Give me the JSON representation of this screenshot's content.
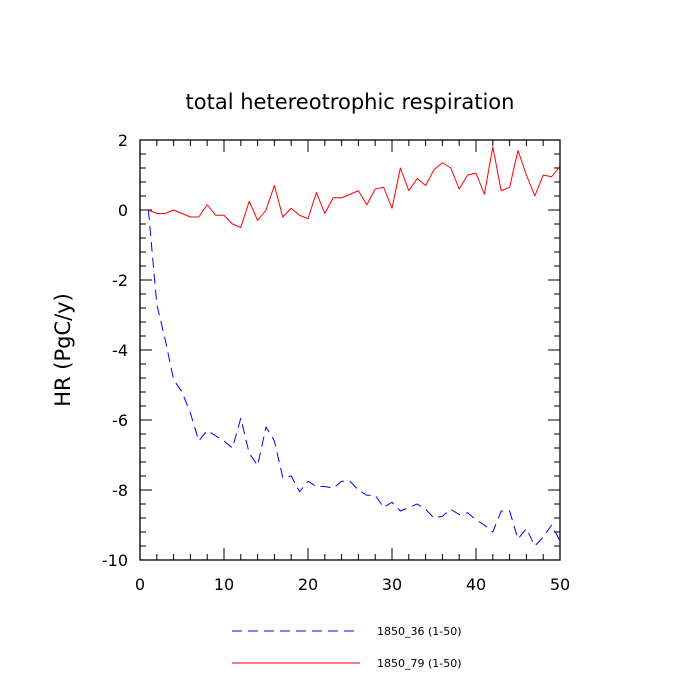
{
  "chart_data": {
    "type": "line",
    "title": "total hetereotrophic respiration",
    "xlabel": "",
    "ylabel": "HR  (PgC/y)",
    "xlim": [
      0,
      50
    ],
    "ylim": [
      -10,
      2
    ],
    "x_ticks": [
      0,
      10,
      20,
      30,
      40,
      50
    ],
    "y_ticks": [
      2,
      0,
      -2,
      -4,
      -6,
      -8,
      -10
    ],
    "x_tick_labels": [
      "0",
      "10",
      "20",
      "30",
      "40",
      "50"
    ],
    "y_tick_labels": [
      "2",
      "0",
      "-2",
      "-4",
      "-6",
      "-8",
      "-10"
    ],
    "legend_position": "bottom-center",
    "series": [
      {
        "name": "1850_36 (1-50)",
        "color": "#0000ff",
        "style": "dashed",
        "x": [
          1,
          2,
          3,
          4,
          5,
          6,
          7,
          8,
          9,
          10,
          11,
          12,
          13,
          14,
          15,
          16,
          17,
          18,
          19,
          20,
          21,
          22,
          23,
          24,
          25,
          26,
          27,
          28,
          29,
          30,
          31,
          32,
          33,
          34,
          35,
          36,
          37,
          38,
          39,
          40,
          41,
          42,
          43,
          44,
          45,
          46,
          47,
          48,
          49,
          50
        ],
        "values": [
          0.0,
          -2.7,
          -3.7,
          -4.85,
          -5.2,
          -5.8,
          -6.6,
          -6.3,
          -6.45,
          -6.6,
          -6.8,
          -5.95,
          -6.95,
          -7.3,
          -6.2,
          -6.6,
          -7.65,
          -7.6,
          -8.05,
          -7.75,
          -7.9,
          -7.9,
          -7.95,
          -7.75,
          -7.75,
          -8.0,
          -8.15,
          -8.15,
          -8.5,
          -8.35,
          -8.6,
          -8.5,
          -8.4,
          -8.55,
          -8.8,
          -8.75,
          -8.55,
          -8.7,
          -8.65,
          -8.85,
          -9.0,
          -9.2,
          -8.6,
          -8.6,
          -9.4,
          -9.1,
          -9.6,
          -9.35,
          -9.0,
          -9.45
        ]
      },
      {
        "name": "1850_79 (1-50)",
        "color": "#ff0000",
        "style": "solid",
        "x": [
          1,
          2,
          3,
          4,
          5,
          6,
          7,
          8,
          9,
          10,
          11,
          12,
          13,
          14,
          15,
          16,
          17,
          18,
          19,
          20,
          21,
          22,
          23,
          24,
          25,
          26,
          27,
          28,
          29,
          30,
          31,
          32,
          33,
          34,
          35,
          36,
          37,
          38,
          39,
          40,
          41,
          42,
          43,
          44,
          45,
          46,
          47,
          48,
          49,
          50
        ],
        "values": [
          0.0,
          -0.1,
          -0.1,
          0.0,
          -0.1,
          -0.2,
          -0.2,
          0.15,
          -0.15,
          -0.15,
          -0.4,
          -0.5,
          0.25,
          -0.3,
          0.0,
          0.7,
          -0.2,
          0.05,
          -0.15,
          -0.25,
          0.5,
          -0.1,
          0.35,
          0.35,
          0.45,
          0.55,
          0.15,
          0.6,
          0.65,
          0.05,
          1.2,
          0.55,
          0.9,
          0.7,
          1.15,
          1.35,
          1.2,
          0.6,
          1.0,
          1.05,
          0.45,
          1.8,
          0.55,
          0.65,
          1.7,
          1.0,
          0.4,
          1.0,
          0.95,
          1.25
        ]
      }
    ]
  }
}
========================================================================
● **DESCRIPTION OF THE TASK**:
Leave out the pictures and give the rest of the records again exactly.

● **ANSWER TO THIS TASK**:
Give me the JSON representation of this screenshot's content.
{
  "chart_data": {
    "type": "line",
    "title": "total hetereotrophic respiration",
    "xlabel": "",
    "ylabel": "HR  (PgC/y)",
    "xlim": [
      0,
      50
    ],
    "ylim": [
      -10,
      2
    ],
    "x_ticks": [
      0,
      10,
      20,
      30,
      40,
      50
    ],
    "y_ticks": [
      2,
      0,
      -2,
      -4,
      -6,
      -8,
      -10
    ],
    "x_tick_labels": [
      "0",
      "10",
      "20",
      "30",
      "40",
      "50"
    ],
    "y_tick_labels": [
      "2",
      "0",
      "-2",
      "-4",
      "-6",
      "-8",
      "-10"
    ],
    "legend_position": "bottom-center",
    "series": [
      {
        "name": "1850_36 (1-50)",
        "color": "#0000ff",
        "style": "dashed",
        "x": [
          1,
          2,
          3,
          4,
          5,
          6,
          7,
          8,
          9,
          10,
          11,
          12,
          13,
          14,
          15,
          16,
          17,
          18,
          19,
          20,
          21,
          22,
          23,
          24,
          25,
          26,
          27,
          28,
          29,
          30,
          31,
          32,
          33,
          34,
          35,
          36,
          37,
          38,
          39,
          40,
          41,
          42,
          43,
          44,
          45,
          46,
          47,
          48,
          49,
          50
        ],
        "values": [
          0.0,
          -2.7,
          -3.7,
          -4.85,
          -5.2,
          -5.8,
          -6.6,
          -6.3,
          -6.45,
          -6.6,
          -6.8,
          -5.95,
          -6.95,
          -7.3,
          -6.2,
          -6.6,
          -7.65,
          -7.6,
          -8.05,
          -7.75,
          -7.9,
          -7.9,
          -7.95,
          -7.75,
          -7.75,
          -8.0,
          -8.15,
          -8.15,
          -8.5,
          -8.35,
          -8.6,
          -8.5,
          -8.4,
          -8.55,
          -8.8,
          -8.75,
          -8.55,
          -8.7,
          -8.65,
          -8.85,
          -9.0,
          -9.2,
          -8.6,
          -8.6,
          -9.4,
          -9.1,
          -9.6,
          -9.35,
          -9.0,
          -9.45
        ]
      },
      {
        "name": "1850_79 (1-50)",
        "color": "#ff0000",
        "style": "solid",
        "x": [
          1,
          2,
          3,
          4,
          5,
          6,
          7,
          8,
          9,
          10,
          11,
          12,
          13,
          14,
          15,
          16,
          17,
          18,
          19,
          20,
          21,
          22,
          23,
          24,
          25,
          26,
          27,
          28,
          29,
          30,
          31,
          32,
          33,
          34,
          35,
          36,
          37,
          38,
          39,
          40,
          41,
          42,
          43,
          44,
          45,
          46,
          47,
          48,
          49,
          50
        ],
        "values": [
          0.0,
          -0.1,
          -0.1,
          0.0,
          -0.1,
          -0.2,
          -0.2,
          0.15,
          -0.15,
          -0.15,
          -0.4,
          -0.5,
          0.25,
          -0.3,
          0.0,
          0.7,
          -0.2,
          0.05,
          -0.15,
          -0.25,
          0.5,
          -0.1,
          0.35,
          0.35,
          0.45,
          0.55,
          0.15,
          0.6,
          0.65,
          0.05,
          1.2,
          0.55,
          0.9,
          0.7,
          1.15,
          1.35,
          1.2,
          0.6,
          1.0,
          1.05,
          0.45,
          1.8,
          0.55,
          0.65,
          1.7,
          1.0,
          0.4,
          1.0,
          0.95,
          1.25
        ]
      }
    ]
  }
}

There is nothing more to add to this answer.